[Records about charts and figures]
----
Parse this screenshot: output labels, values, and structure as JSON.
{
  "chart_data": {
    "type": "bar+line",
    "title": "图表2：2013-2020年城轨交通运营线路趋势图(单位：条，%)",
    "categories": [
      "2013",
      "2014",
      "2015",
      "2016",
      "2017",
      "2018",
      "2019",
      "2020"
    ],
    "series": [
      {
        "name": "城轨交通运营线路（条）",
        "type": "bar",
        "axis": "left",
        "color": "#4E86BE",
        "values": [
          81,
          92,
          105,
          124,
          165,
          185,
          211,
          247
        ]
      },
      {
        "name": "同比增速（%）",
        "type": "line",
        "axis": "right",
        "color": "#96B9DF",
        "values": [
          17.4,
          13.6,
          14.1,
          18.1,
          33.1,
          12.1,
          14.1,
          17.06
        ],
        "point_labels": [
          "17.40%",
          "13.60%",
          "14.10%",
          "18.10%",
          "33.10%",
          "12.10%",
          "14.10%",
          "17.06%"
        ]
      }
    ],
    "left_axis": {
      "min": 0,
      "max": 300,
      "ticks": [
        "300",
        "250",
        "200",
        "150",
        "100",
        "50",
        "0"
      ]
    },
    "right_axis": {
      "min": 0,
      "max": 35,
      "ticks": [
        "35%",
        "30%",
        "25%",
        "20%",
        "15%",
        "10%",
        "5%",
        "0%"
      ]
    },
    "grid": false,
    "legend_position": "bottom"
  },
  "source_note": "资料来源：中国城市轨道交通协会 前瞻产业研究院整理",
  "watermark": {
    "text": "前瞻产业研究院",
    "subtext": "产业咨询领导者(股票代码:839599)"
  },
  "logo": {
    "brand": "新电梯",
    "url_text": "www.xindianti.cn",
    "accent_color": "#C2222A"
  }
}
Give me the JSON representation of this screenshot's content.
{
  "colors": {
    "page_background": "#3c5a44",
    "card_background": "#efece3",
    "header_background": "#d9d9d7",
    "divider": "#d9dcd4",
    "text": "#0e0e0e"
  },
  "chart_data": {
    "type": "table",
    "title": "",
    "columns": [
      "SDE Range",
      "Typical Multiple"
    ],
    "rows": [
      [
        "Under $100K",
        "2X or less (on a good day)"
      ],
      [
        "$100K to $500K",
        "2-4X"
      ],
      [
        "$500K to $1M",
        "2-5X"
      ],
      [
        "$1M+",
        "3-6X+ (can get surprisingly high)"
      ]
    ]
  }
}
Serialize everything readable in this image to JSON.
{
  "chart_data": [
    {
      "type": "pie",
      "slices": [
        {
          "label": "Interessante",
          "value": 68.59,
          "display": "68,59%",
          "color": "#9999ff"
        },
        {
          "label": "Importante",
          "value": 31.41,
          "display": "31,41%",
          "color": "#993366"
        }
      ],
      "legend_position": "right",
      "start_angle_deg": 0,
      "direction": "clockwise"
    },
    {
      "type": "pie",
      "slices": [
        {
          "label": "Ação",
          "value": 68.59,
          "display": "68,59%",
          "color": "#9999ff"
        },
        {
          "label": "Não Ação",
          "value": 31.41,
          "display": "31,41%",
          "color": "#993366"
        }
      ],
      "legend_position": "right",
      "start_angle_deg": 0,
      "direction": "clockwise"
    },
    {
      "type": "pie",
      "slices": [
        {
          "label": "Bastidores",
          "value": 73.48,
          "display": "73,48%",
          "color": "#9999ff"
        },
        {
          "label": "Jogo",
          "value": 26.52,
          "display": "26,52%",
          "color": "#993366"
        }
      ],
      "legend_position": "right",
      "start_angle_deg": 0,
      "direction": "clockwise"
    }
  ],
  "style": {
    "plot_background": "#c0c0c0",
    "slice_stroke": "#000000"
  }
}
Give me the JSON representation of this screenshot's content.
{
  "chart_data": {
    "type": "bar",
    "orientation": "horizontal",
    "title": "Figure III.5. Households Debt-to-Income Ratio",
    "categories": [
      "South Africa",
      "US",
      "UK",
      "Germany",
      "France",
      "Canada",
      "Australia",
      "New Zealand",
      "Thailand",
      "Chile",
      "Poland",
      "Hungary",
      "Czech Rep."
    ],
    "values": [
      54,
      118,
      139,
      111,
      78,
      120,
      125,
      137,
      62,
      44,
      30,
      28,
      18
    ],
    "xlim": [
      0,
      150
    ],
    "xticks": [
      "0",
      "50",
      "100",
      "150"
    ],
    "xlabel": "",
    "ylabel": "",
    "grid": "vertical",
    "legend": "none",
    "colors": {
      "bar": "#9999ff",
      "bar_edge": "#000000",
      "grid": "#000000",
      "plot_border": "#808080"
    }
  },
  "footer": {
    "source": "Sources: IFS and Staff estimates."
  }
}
----
Repeat the listing above without any change.

Parse this screenshot: output labels, values, and structure as JSON.
{
  "chart_data": {
    "type": "bar+line",
    "title": "图表2：2013-2020年城轨交通运营线路趋势图(单位：条，%)",
    "categories": [
      "2013",
      "2014",
      "2015",
      "2016",
      "2017",
      "2018",
      "2019",
      "2020"
    ],
    "series": [
      {
        "name": "城轨交通运营线路（条）",
        "type": "bar",
        "axis": "left",
        "color": "#4E86BE",
        "values": [
          81,
          92,
          105,
          124,
          165,
          185,
          211,
          247
        ]
      },
      {
        "name": "同比增速（%）",
        "type": "line",
        "axis": "right",
        "color": "#96B9DF",
        "values": [
          17.4,
          13.6,
          14.1,
          18.1,
          33.1,
          12.1,
          14.1,
          17.06
        ],
        "point_labels": [
          "17.40%",
          "13.60%",
          "14.10%",
          "18.10%",
          "33.10%",
          "12.10%",
          "14.10%",
          "17.06%"
        ]
      }
    ],
    "left_axis": {
      "min": 0,
      "max": 300,
      "ticks": [
        "300",
        "250",
        "200",
        "150",
        "100",
        "50",
        "0"
      ]
    },
    "right_axis": {
      "min": 0,
      "max": 35,
      "ticks": [
        "35%",
        "30%",
        "25%",
        "20%",
        "15%",
        "10%",
        "5%",
        "0%"
      ]
    },
    "grid": false,
    "legend_position": "bottom"
  },
  "source_note": "资料来源：中国城市轨道交通协会 前瞻产业研究院整理",
  "watermark": {
    "text": "前瞻产业研究院",
    "subtext": "产业咨询领导者(股票代码:839599)"
  },
  "logo": {
    "brand": "新电梯",
    "url_text": "www.xindianti.cn",
    "accent_color": "#C2222A"
  }
}
Give me the JSON representation of this screenshot's content.
{
  "colors": {
    "page_background": "#3c5a44",
    "card_background": "#efece3",
    "header_background": "#d9d9d7",
    "divider": "#d9dcd4",
    "text": "#0e0e0e"
  },
  "chart_data": {
    "type": "table",
    "title": "",
    "columns": [
      "SDE Range",
      "Typical Multiple"
    ],
    "rows": [
      [
        "Under $100K",
        "2X or less (on a good day)"
      ],
      [
        "$100K to $500K",
        "2-4X"
      ],
      [
        "$500K to $1M",
        "2-5X"
      ],
      [
        "$1M+",
        "3-6X+ (can get surprisingly high)"
      ]
    ]
  }
}
Serialize everything readable in this image to JSON.
{
  "chart_data": [
    {
      "type": "pie",
      "slices": [
        {
          "label": "Interessante",
          "value": 68.59,
          "display": "68,59%",
          "color": "#9999ff"
        },
        {
          "label": "Importante",
          "value": 31.41,
          "display": "31,41%",
          "color": "#993366"
        }
      ],
      "legend_position": "right",
      "start_angle_deg": 0,
      "direction": "clockwise"
    },
    {
      "type": "pie",
      "slices": [
        {
          "label": "Ação",
          "value": 68.59,
          "display": "68,59%",
          "color": "#9999ff"
        },
        {
          "label": "Não Ação",
          "value": 31.41,
          "display": "31,41%",
          "color": "#993366"
        }
      ],
      "legend_position": "right",
      "start_angle_deg": 0,
      "direction": "clockwise"
    },
    {
      "type": "pie",
      "slices": [
        {
          "label": "Bastidores",
          "value": 73.48,
          "display": "73,48%",
          "color": "#9999ff"
        },
        {
          "label": "Jogo",
          "value": 26.52,
          "display": "26,52%",
          "color": "#993366"
        }
      ],
      "legend_position": "right",
      "start_angle_deg": 0,
      "direction": "clockwise"
    }
  ],
  "style": {
    "plot_background": "#c0c0c0",
    "slice_stroke": "#000000"
  }
}
Give me the JSON representation of this screenshot's content.
{
  "chart_data": {
    "type": "bar",
    "orientation": "horizontal",
    "title": "Figure III.5. Households Debt-to-Income Ratio",
    "categories": [
      "South Africa",
      "US",
      "UK",
      "Germany",
      "France",
      "Canada",
      "Australia",
      "New Zealand",
      "Thailand",
      "Chile",
      "Poland",
      "Hungary",
      "Czech Rep."
    ],
    "values": [
      54,
      118,
      139,
      111,
      78,
      120,
      125,
      137,
      62,
      44,
      30,
      28,
      18
    ],
    "xlim": [
      0,
      150
    ],
    "xticks": [
      "0",
      "50",
      "100",
      "150"
    ],
    "xlabel": "",
    "ylabel": "",
    "grid": "vertical",
    "legend": "none",
    "colors": {
      "bar": "#9999ff",
      "bar_edge": "#000000",
      "grid": "#000000",
      "plot_border": "#808080"
    }
  },
  "footer": {
    "source": "Sources: IFS and Staff estimates."
  }
}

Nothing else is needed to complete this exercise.